What follows is a block of records; restate each one word for word.
┌────────
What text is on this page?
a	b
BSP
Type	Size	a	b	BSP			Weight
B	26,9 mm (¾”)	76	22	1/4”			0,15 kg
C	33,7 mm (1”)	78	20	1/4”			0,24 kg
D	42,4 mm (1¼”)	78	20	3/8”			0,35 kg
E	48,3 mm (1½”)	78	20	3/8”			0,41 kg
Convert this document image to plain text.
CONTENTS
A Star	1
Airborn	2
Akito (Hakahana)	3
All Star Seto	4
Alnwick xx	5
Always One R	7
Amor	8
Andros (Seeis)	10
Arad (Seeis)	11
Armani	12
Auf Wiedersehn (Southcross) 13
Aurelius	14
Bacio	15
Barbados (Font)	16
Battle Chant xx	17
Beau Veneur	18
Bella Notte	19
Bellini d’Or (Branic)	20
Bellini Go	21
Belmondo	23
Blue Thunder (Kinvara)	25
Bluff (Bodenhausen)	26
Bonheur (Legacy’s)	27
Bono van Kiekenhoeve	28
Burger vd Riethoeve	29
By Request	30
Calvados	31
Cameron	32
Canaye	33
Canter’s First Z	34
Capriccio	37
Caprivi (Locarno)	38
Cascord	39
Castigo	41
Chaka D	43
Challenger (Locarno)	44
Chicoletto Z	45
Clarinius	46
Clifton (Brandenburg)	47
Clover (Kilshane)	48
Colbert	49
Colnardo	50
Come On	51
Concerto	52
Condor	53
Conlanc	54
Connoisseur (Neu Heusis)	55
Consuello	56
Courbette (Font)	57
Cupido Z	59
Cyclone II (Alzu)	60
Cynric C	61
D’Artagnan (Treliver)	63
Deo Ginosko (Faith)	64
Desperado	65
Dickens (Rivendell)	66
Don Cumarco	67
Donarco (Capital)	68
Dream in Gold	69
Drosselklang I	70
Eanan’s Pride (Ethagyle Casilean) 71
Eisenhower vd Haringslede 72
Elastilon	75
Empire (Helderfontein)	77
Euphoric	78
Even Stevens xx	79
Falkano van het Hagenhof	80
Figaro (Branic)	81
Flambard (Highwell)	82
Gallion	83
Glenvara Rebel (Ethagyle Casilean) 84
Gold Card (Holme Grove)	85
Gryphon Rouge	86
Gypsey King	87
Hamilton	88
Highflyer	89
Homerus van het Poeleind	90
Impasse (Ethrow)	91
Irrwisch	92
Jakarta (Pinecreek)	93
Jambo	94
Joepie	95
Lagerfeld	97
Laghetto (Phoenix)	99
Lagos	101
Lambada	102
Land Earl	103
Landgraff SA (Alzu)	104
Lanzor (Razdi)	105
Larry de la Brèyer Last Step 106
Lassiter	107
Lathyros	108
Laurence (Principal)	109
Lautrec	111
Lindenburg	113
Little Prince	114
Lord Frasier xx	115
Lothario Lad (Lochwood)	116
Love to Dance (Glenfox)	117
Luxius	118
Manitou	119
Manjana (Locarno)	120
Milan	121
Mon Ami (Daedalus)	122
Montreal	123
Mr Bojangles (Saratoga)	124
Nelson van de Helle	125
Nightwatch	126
└────────
▸ **RESULT FOR THIS TASK**:
What text is on this page?
a	b
BSP
Type	Size	a	b	BSP			Weight
B	26,9 mm (¾”)	76	22	1/4”			0,15 kg
C	33,7 mm (1”)	78	20	1/4”			0,24 kg
D	42,4 mm (1¼”)	78	20	3/8”			0,35 kg
E	48,3 mm (1½”)	78	20	3/8”			0,41 kg
Convert this document image to plain text.
CONTENTS
A Star	1
Airborn	2
Akito (Hakahana)	3
All Star Seto	4
Alnwick xx	5
Always One R	7
Amor	8
Andros (Seeis)	10
Arad (Seeis)	11
Armani	12
Auf Wiedersehn (Southcross) 13
Aurelius	14
Bacio	15
Barbados (Font)	16
Battle Chant xx	17
Beau Veneur	18
Bella Notte	19
Bellini d’Or (Branic)	20
Bellini Go	21
Belmondo	23
Blue Thunder (Kinvara)	25
Bluff (Bodenhausen)	26
Bonheur (Legacy’s)	27
Bono van Kiekenhoeve	28
Burger vd Riethoeve	29
By Request	30
Calvados	31
Cameron	32
Canaye	33
Canter’s First Z	34
Capriccio	37
Caprivi (Locarno)	38
Cascord	39
Castigo	41
Chaka D	43
Challenger (Locarno)	44
Chicoletto Z	45
Clarinius	46
Clifton (Brandenburg)	47
Clover (Kilshane)	48
Colbert	49
Colnardo	50
Come On	51
Concerto	52
Condor	53
Conlanc	54
Connoisseur (Neu Heusis)	55
Consuello	56
Courbette (Font)	57
Cupido Z	59
Cyclone II (Alzu)	60
Cynric C	61
D’Artagnan (Treliver)	63
Deo Ginosko (Faith)	64
Desperado	65
Dickens (Rivendell)	66
Don Cumarco	67
Donarco (Capital)	68
Dream in Gold	69
Drosselklang I	70
Eanan’s Pride (Ethagyle Casilean) 71
Eisenhower vd Haringslede 72
Elastilon	75
Empire (Helderfontein)	77
Euphoric	78
Even Stevens xx	79
Falkano van het Hagenhof	80
Figaro (Branic)	81
Flambard (Highwell)	82
Gallion	83
Glenvara Rebel (Ethagyle Casilean) 84
Gold Card (Holme Grove)	85
Gryphon Rouge	86
Gypsey King	87
Hamilton	88
Highflyer	89
Homerus van het Poeleind	90
Impasse (Ethrow)	91
Irrwisch	92
Jakarta (Pinecreek)	93
Jambo	94
Joepie	95
Lagerfeld	97
Laghetto (Phoenix)	99
Lagos	101
Lambada	102
Land Earl	103
Landgraff SA (Alzu)	104
Lanzor (Razdi)	105
Larry de la Brèyer Last Step 106
Lassiter	107
Lathyros	108
Laurence (Principal)	109
Lautrec	111
Lindenburg	113
Little Prince	114
Lord Frasier xx	115
Lothario Lad (Lochwood)	116
Love to Dance (Glenfox)	117
Luxius	118
Manitou	119
Manjana (Locarno)	120
Milan	121
Mon Ami (Daedalus)	122
Montreal	123
Mr Bojangles (Saratoga)	124
Nelson van de Helle	125
Nightwatch	126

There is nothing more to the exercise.